Task
Look through the listing below, and wherever a line has the string "software", pull it out.

***** Provided material

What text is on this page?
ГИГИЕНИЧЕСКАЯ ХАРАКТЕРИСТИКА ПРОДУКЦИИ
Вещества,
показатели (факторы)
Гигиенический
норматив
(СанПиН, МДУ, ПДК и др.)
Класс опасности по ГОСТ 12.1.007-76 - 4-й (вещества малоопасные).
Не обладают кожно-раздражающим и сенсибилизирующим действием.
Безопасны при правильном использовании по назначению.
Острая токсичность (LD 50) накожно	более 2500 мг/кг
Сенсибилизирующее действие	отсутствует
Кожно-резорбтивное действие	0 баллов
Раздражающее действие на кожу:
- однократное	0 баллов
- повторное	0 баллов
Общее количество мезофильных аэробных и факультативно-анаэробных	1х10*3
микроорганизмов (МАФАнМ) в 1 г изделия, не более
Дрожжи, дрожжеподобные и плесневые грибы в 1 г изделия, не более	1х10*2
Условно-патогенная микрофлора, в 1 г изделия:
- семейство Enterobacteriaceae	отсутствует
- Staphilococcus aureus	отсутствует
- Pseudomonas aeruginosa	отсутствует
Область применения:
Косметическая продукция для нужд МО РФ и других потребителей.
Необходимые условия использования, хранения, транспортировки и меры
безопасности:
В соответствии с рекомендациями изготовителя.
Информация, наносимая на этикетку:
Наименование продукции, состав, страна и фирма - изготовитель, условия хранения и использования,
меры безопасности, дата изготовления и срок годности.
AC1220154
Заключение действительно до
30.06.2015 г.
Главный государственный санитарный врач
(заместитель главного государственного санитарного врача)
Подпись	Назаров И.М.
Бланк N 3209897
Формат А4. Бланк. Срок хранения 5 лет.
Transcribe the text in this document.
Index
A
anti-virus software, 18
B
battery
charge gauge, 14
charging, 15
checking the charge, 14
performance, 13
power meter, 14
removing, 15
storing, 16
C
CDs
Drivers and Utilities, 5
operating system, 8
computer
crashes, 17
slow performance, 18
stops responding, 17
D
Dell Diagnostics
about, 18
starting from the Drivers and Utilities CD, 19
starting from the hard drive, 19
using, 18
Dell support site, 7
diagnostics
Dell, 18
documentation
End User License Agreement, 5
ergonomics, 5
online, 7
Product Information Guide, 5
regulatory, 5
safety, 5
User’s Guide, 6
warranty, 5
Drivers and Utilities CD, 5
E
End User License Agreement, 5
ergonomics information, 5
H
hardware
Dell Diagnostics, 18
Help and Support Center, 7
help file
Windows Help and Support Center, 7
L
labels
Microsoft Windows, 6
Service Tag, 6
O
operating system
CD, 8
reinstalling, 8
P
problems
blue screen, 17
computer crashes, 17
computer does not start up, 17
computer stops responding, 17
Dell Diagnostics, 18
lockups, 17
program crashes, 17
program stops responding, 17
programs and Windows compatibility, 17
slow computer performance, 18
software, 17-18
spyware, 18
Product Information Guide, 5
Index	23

**********

Finished exercise
anti-virus software, 18
software, 17-18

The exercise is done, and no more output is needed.